■ **The request**: Can you find the lines of the listing that include "semi" and copy every one?

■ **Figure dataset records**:
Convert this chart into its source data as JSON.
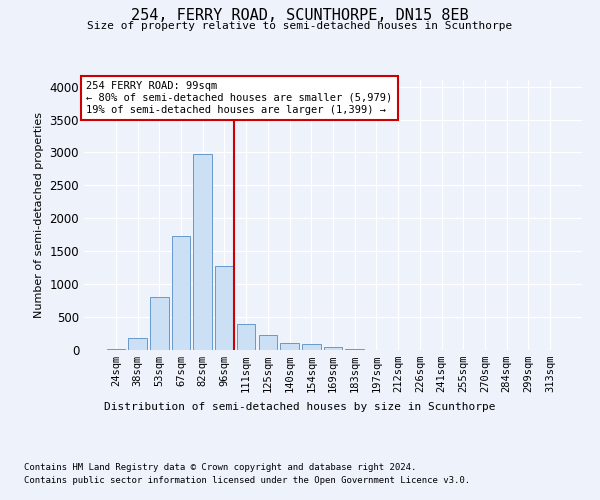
{
  "title1": "254, FERRY ROAD, SCUNTHORPE, DN15 8EB",
  "title2": "Size of property relative to semi-detached houses in Scunthorpe",
  "xlabel": "Distribution of semi-detached houses by size in Scunthorpe",
  "ylabel": "Number of semi-detached properties",
  "categories": [
    "24sqm",
    "38sqm",
    "53sqm",
    "67sqm",
    "82sqm",
    "96sqm",
    "111sqm",
    "125sqm",
    "140sqm",
    "154sqm",
    "169sqm",
    "183sqm",
    "197sqm",
    "212sqm",
    "226sqm",
    "241sqm",
    "255sqm",
    "270sqm",
    "284sqm",
    "299sqm",
    "313sqm"
  ],
  "values": [
    10,
    180,
    800,
    1730,
    2970,
    1280,
    390,
    230,
    110,
    90,
    40,
    10,
    5,
    2,
    2,
    1,
    1,
    1,
    1,
    1,
    1
  ],
  "bar_color": "#cce0f5",
  "bar_edge_color": "#6699cc",
  "vline_x": 5.45,
  "vline_color": "#cc0000",
  "ylim": [
    0,
    4100
  ],
  "yticks": [
    0,
    500,
    1000,
    1500,
    2000,
    2500,
    3000,
    3500,
    4000
  ],
  "annotation_title": "254 FERRY ROAD: 99sqm",
  "annotation_line1": "← 80% of semi-detached houses are smaller (5,979)",
  "annotation_line2": "19% of semi-detached houses are larger (1,399) →",
  "annotation_box_color": "#ffffff",
  "annotation_box_edgecolor": "#cc0000",
  "footer1": "Contains HM Land Registry data © Crown copyright and database right 2024.",
  "footer2": "Contains public sector information licensed under the Open Government Licence v3.0.",
  "bg_color": "#eef2fb",
  "plot_bg_color": "#eef2fb"
}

■ **Answer for the task**:
  "title2": "Size of property relative to semi-detached houses in Scunthorpe",
  "xlabel": "Distribution of semi-detached houses by size in Scunthorpe",
  "ylabel": "Number of semi-detached properties",
  "annotation_line1": "← 80% of semi-detached houses are smaller (5,979)",
  "annotation_line2": "19% of semi-detached houses are larger (1,399) →",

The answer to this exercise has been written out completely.